## Description of the task
Extract all lines that hold "arrow" from the records below.

## Extracted material
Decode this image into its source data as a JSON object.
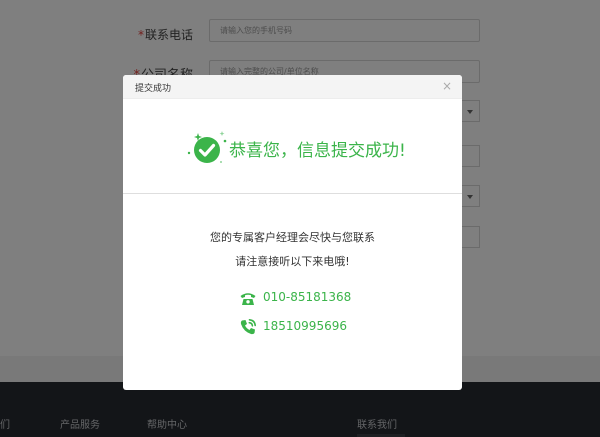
{
  "form": {
    "phone_label": "联系电话",
    "phone_placeholder": "请输入您的手机号码",
    "company_label": "公司名称",
    "company_placeholder": "请输入完整的公司/单位名称"
  },
  "footer": {
    "links": [
      "们",
      "产品服务",
      "帮助中心",
      "联系我们"
    ]
  },
  "dialog": {
    "title": "提交成功",
    "close": "×",
    "success_message": "恭喜您，信息提交成功!",
    "line1": "您的专属客户经理会尽快与您联系",
    "line2": "请注意接听以下来电哦!",
    "phone1": "010-85181368",
    "phone2": "18510995696"
  },
  "icons": {
    "success": "check-circle-icon",
    "landline": "telephone-icon",
    "mobile": "phone-call-icon"
  },
  "colors": {
    "accent_green": "#3bb44a",
    "required_star": "#e5403b",
    "footer_bg": "#262a31"
  }
}
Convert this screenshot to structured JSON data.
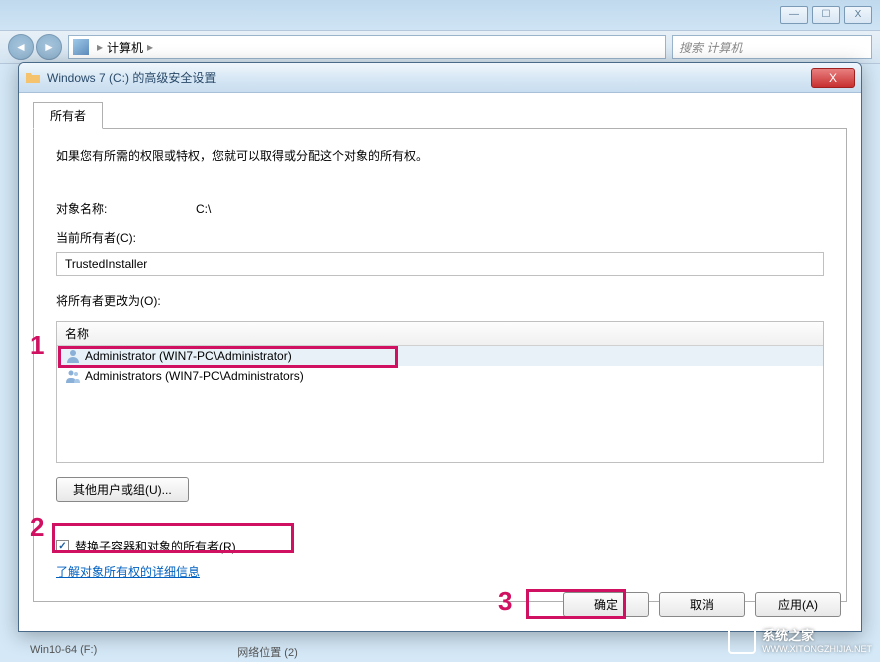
{
  "background": {
    "window_buttons": {
      "min": "—",
      "max": "☐",
      "close": "X"
    },
    "breadcrumb_item": "计算机",
    "search_placeholder": "搜索 计算机",
    "status_left": "Win10-64 (F:)",
    "status_right": "网络位置 (2)"
  },
  "dialog": {
    "title": "Windows 7 (C:) 的高级安全设置",
    "close_glyph": "X",
    "tab": "所有者",
    "info": "如果您有所需的权限或特权，您就可以取得或分配这个对象的所有权。",
    "object_name_label": "对象名称:",
    "object_name_value": "C:\\",
    "current_owner_label": "当前所有者(C):",
    "current_owner_value": "TrustedInstaller",
    "change_owner_label": "将所有者更改为(O):",
    "list": {
      "header": "名称",
      "items": [
        {
          "text": "Administrator (WIN7-PC\\Administrator)",
          "selected": true,
          "icon": "user"
        },
        {
          "text": "Administrators (WIN7-PC\\Administrators)",
          "selected": false,
          "icon": "group"
        }
      ]
    },
    "other_users_btn": "其他用户或组(U)...",
    "replace_checkbox": {
      "label": "替换子容器和对象的所有者(R)",
      "checked": true
    },
    "learn_more_link": "了解对象所有权的详细信息",
    "buttons": {
      "ok": "确定",
      "cancel": "取消",
      "apply": "应用(A)"
    }
  },
  "annotations": {
    "n1": "1",
    "n2": "2",
    "n3": "3"
  },
  "watermark": {
    "text": "系统之家",
    "url": "WWW.XITONGZHIJIA.NET"
  }
}
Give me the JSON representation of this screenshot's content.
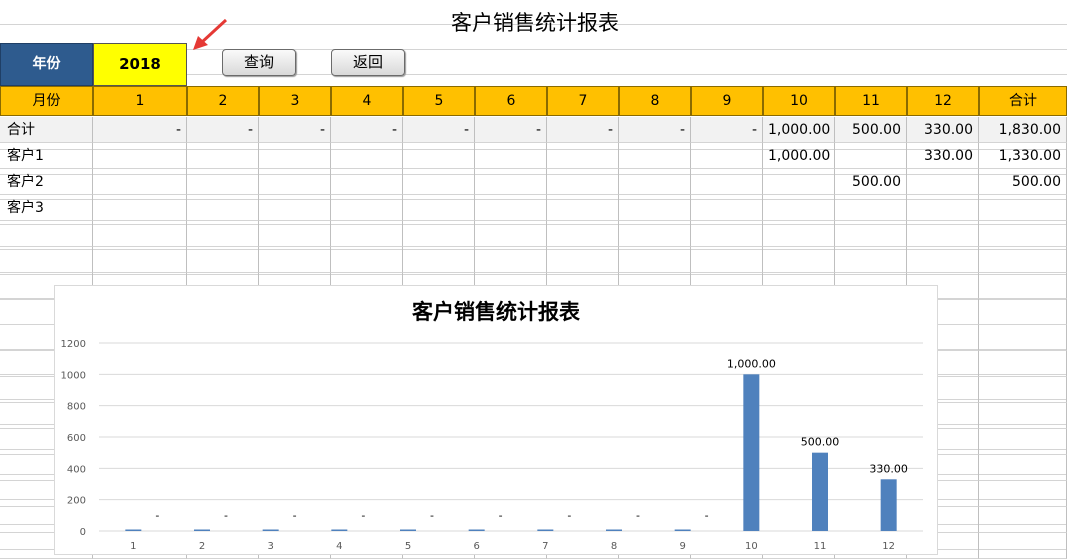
{
  "title": "客户销售统计报表",
  "year": {
    "label": "年份",
    "value": "2018"
  },
  "buttons": {
    "query": "查询",
    "back": "返回"
  },
  "table": {
    "header_label": "月份",
    "months": [
      "1",
      "2",
      "3",
      "4",
      "5",
      "6",
      "7",
      "8",
      "9",
      "10",
      "11",
      "12"
    ],
    "total_label": "合计",
    "rows": [
      {
        "name": "合计",
        "cells": [
          "-",
          "-",
          "-",
          "-",
          "-",
          "-",
          "-",
          "-",
          "-",
          "1,000.00",
          "500.00",
          "330.00"
        ],
        "total": "1,830.00"
      },
      {
        "name": "客户1",
        "cells": [
          "",
          "",
          "",
          "",
          "",
          "",
          "",
          "",
          "",
          "1,000.00",
          "",
          "330.00"
        ],
        "total": "1,330.00"
      },
      {
        "name": "客户2",
        "cells": [
          "",
          "",
          "",
          "",
          "",
          "",
          "",
          "",
          "",
          "",
          "500.00",
          ""
        ],
        "total": "500.00"
      },
      {
        "name": "客户3",
        "cells": [
          "",
          "",
          "",
          "",
          "",
          "",
          "",
          "",
          "",
          "",
          "",
          ""
        ],
        "total": ""
      }
    ]
  },
  "chart_data": {
    "type": "bar",
    "title": "客户销售统计报表",
    "categories": [
      "1",
      "2",
      "3",
      "4",
      "5",
      "6",
      "7",
      "8",
      "9",
      "10",
      "11",
      "12"
    ],
    "series": [
      {
        "values": [
          0,
          0,
          0,
          0,
          0,
          0,
          0,
          0,
          0,
          1000,
          500,
          330
        ]
      }
    ],
    "data_labels": [
      "-",
      "-",
      "-",
      "-",
      "-",
      "-",
      "-",
      "-",
      "-",
      "1,000.00",
      "500.00",
      "330.00"
    ],
    "yticks": [
      "0",
      "200",
      "400",
      "600",
      "800",
      "1000",
      "1200"
    ],
    "ylim": [
      0,
      1200
    ],
    "grid": true,
    "bar_color": "#4f81bd"
  },
  "colors": {
    "header": "#ffc000",
    "year_label_bg": "#2e5b8e",
    "year_value_bg": "#ffff00",
    "arrow": "#e53935"
  },
  "icons": {
    "annotation": "red-arrow-icon"
  }
}
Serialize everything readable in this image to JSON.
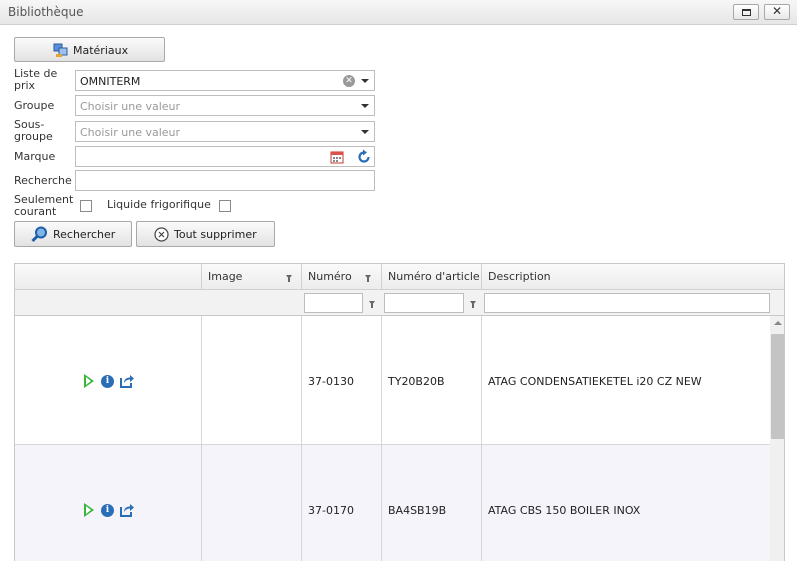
{
  "window": {
    "title": "Bibliothèque"
  },
  "toolbar": {
    "materials_label": "Matériaux"
  },
  "form": {
    "price_list": {
      "label_line1": "Liste de",
      "label_line2": "prix",
      "value": "OMNITERM"
    },
    "group": {
      "label": "Groupe",
      "placeholder": "Choisir une valeur"
    },
    "subgroup": {
      "label_line1": "Sous-",
      "label_line2": "groupe",
      "placeholder": "Choisir une valeur"
    },
    "brand": {
      "label": "Marque",
      "value": ""
    },
    "search": {
      "label": "Recherche",
      "value": ""
    },
    "current_only": {
      "label_line1": "Seulement",
      "label_line2": "courant",
      "checked": false
    },
    "refrigerant": {
      "label": "Liquide frigorifique",
      "checked": false
    }
  },
  "actions": {
    "search_label": "Rechercher",
    "clear_label": "Tout supprimer"
  },
  "grid": {
    "columns": [
      "Image",
      "Numéro",
      "Numéro d'article",
      "Description"
    ],
    "rows": [
      {
        "number": "37-0130",
        "article": "TY20B20B",
        "description": "ATAG CONDENSATIEKETEL i20 CZ NEW"
      },
      {
        "number": "37-0170",
        "article": "BA4SB19B",
        "description": "ATAG CBS 150 BOILER INOX"
      }
    ]
  },
  "icons": {
    "materials": "materials-icon",
    "calendar": "calendar-icon",
    "refresh": "refresh-icon",
    "search": "magnifier-icon",
    "clear": "clear-circle-icon",
    "play": "play-icon",
    "info": "info-icon",
    "share": "share-icon"
  },
  "colors": {
    "play": "#36b536",
    "info": "#2a6eb8",
    "row_alt": "#f6f4fb"
  }
}
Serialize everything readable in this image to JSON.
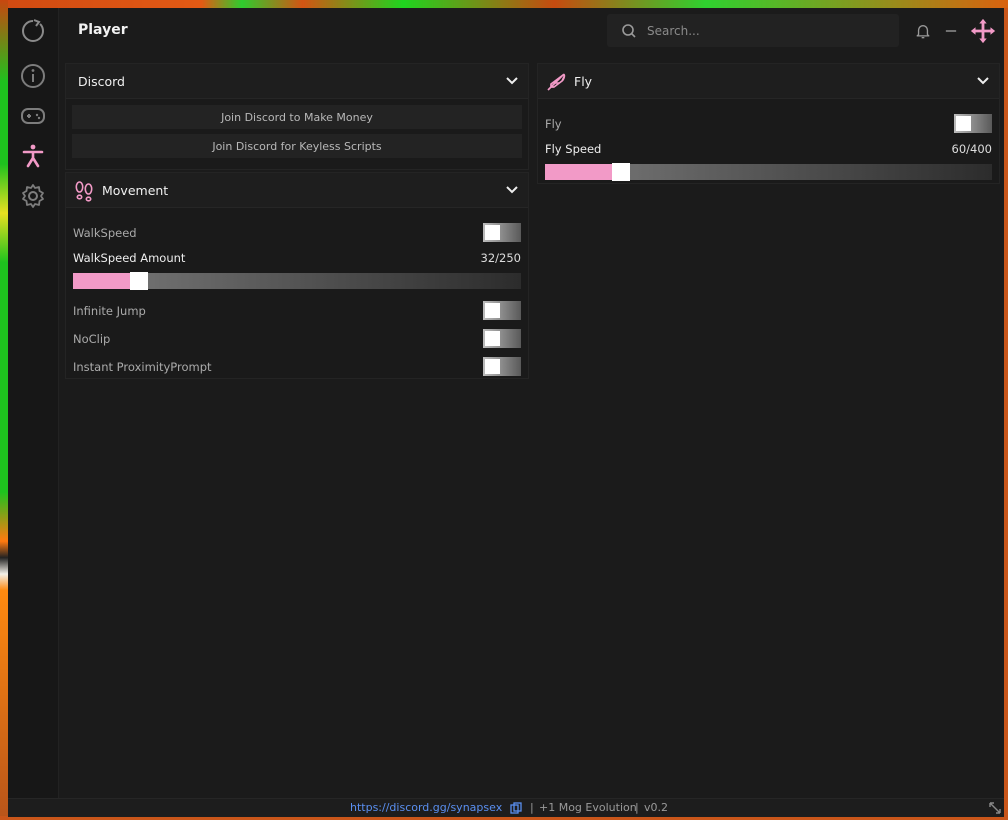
{
  "app": {
    "title": "Player"
  },
  "sidebar": {
    "items": [
      {
        "name": "logo-icon"
      },
      {
        "name": "info-icon"
      },
      {
        "name": "gamepad-icon"
      },
      {
        "name": "player-icon",
        "active": true
      },
      {
        "name": "gear-icon"
      }
    ]
  },
  "header": {
    "search_placeholder": "Search...",
    "icons": [
      "bell-icon",
      "minimize-icon",
      "move-icon"
    ]
  },
  "discord_panel": {
    "title": "Discord",
    "buttons": [
      "Join Discord to Make Money",
      "Join Discord for Keyless Scripts"
    ]
  },
  "movement_panel": {
    "title": "Movement",
    "walkspeed_label": "WalkSpeed",
    "walkspeed_enabled": false,
    "walkspeed_amount_label": "WalkSpeed Amount",
    "walkspeed_amount_value": "32/250",
    "walkspeed_amount_fraction": 0.128,
    "infinite_jump_label": "Infinite Jump",
    "infinite_jump_enabled": false,
    "noclip_label": "NoClip",
    "noclip_enabled": false,
    "instant_prompt_label": "Instant ProximityPrompt",
    "instant_prompt_enabled": false
  },
  "fly_panel": {
    "title": "Fly",
    "fly_label": "Fly",
    "fly_enabled": false,
    "fly_speed_label": "Fly Speed",
    "fly_speed_value": "60/400",
    "fly_speed_fraction": 0.15
  },
  "footer": {
    "link": "https://discord.gg/synapsex",
    "sep1": "|",
    "game": "+1 Mog Evolution",
    "sep2": "|",
    "version": "v0.2"
  },
  "colors": {
    "accent": "#f29ac7",
    "background": "#1b1b1b",
    "link": "#5a8ff0"
  }
}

## Exercise response
    "arrow": "#e53935"
    "annotation": "red-arrow-icon"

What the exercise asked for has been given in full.